→ **Goal of the exercise**: Output every line of the data exactly as it appears.

→ **Exercise material**:
>> begin
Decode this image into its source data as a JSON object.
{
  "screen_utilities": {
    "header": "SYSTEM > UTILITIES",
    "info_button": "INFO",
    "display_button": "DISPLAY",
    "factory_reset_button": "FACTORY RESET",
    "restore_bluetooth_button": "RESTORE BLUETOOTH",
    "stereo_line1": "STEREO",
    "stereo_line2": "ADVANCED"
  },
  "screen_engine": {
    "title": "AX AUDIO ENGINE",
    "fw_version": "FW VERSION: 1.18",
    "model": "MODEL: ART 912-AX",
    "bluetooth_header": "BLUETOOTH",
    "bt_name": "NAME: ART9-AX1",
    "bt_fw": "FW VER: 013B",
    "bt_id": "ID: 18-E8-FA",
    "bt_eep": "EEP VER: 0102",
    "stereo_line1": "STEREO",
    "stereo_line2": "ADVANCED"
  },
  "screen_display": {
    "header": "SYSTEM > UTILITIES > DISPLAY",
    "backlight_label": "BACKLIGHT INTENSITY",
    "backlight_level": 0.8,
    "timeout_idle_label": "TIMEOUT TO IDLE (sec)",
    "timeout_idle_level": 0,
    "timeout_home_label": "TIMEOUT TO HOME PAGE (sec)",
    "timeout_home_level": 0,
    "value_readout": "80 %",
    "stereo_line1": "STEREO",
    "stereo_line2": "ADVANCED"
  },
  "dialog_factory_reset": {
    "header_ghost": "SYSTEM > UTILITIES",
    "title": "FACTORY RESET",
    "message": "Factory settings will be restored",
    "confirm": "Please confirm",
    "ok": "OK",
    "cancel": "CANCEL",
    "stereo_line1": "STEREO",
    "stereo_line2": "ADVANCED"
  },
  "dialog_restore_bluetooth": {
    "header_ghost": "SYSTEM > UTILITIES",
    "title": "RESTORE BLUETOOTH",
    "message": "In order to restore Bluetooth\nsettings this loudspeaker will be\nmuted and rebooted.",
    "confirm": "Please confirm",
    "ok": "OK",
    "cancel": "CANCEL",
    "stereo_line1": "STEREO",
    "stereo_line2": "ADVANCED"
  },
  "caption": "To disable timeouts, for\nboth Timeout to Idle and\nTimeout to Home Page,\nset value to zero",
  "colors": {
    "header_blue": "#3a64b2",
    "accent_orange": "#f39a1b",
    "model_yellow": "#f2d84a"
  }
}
>> end
→ **Response**:
Decode this image into its source data as a JSON object.
{
  "screen_utilities": {
    "header": "SYSTEM > UTILITIES",
    "info_button": "INFO",
    "display_button": "DISPLAY",
    "factory_reset_button": "FACTORY RESET",
    "restore_bluetooth_button": "RESTORE BLUETOOTH",
    "stereo_line1": "STEREO",
    "stereo_line2": "ADVANCED"
  },
  "screen_engine": {
    "title": "AX AUDIO ENGINE",
    "fw_version": "FW VERSION: 1.18",
    "model": "MODEL: ART 912-AX",
    "bluetooth_header": "BLUETOOTH",
    "bt_name": "NAME: ART9-AX1",
    "bt_fw": "FW VER: 013B",
    "bt_id": "ID: 18-E8-FA",
    "bt_eep": "EEP VER: 0102",
    "stereo_line1": "STEREO",
    "stereo_line2": "ADVANCED"
  },
  "screen_display": {
    "header": "SYSTEM > UTILITIES > DISPLAY",
    "backlight_label": "BACKLIGHT INTENSITY",
    "backlight_level": 0.8,
    "timeout_idle_label": "TIMEOUT TO IDLE (sec)",
    "timeout_idle_level": 0,
    "timeout_home_label": "TIMEOUT TO HOME PAGE (sec)",
    "timeout_home_level": 0,
    "value_readout": "80 %",
    "stereo_line1": "STEREO",
    "stereo_line2": "ADVANCED"
  },
  "dialog_factory_reset": {
    "header_ghost": "SYSTEM > UTILITIES",
    "title": "FACTORY RESET",
    "message": "Factory settings will be restored",
    "confirm": "Please confirm",
    "ok": "OK",
    "cancel": "CANCEL",
    "stereo_line1": "STEREO",
    "stereo_line2": "ADVANCED"
  },
  "dialog_restore_bluetooth": {
    "header_ghost": "SYSTEM > UTILITIES",
    "title": "RESTORE BLUETOOTH",
    "message": "In order to restore Bluetooth\nsettings this loudspeaker will be\nmuted and rebooted.",
    "confirm": "Please confirm",
    "ok": "OK",
    "cancel": "CANCEL",
    "stereo_line1": "STEREO",
    "stereo_line2": "ADVANCED"
  },
  "caption": "To disable timeouts, for\nboth Timeout to Idle and\nTimeout to Home Page,\nset value to zero",
  "colors": {
    "header_blue": "#3a64b2",
    "accent_orange": "#f39a1b",
    "model_yellow": "#f2d84a"
  }
}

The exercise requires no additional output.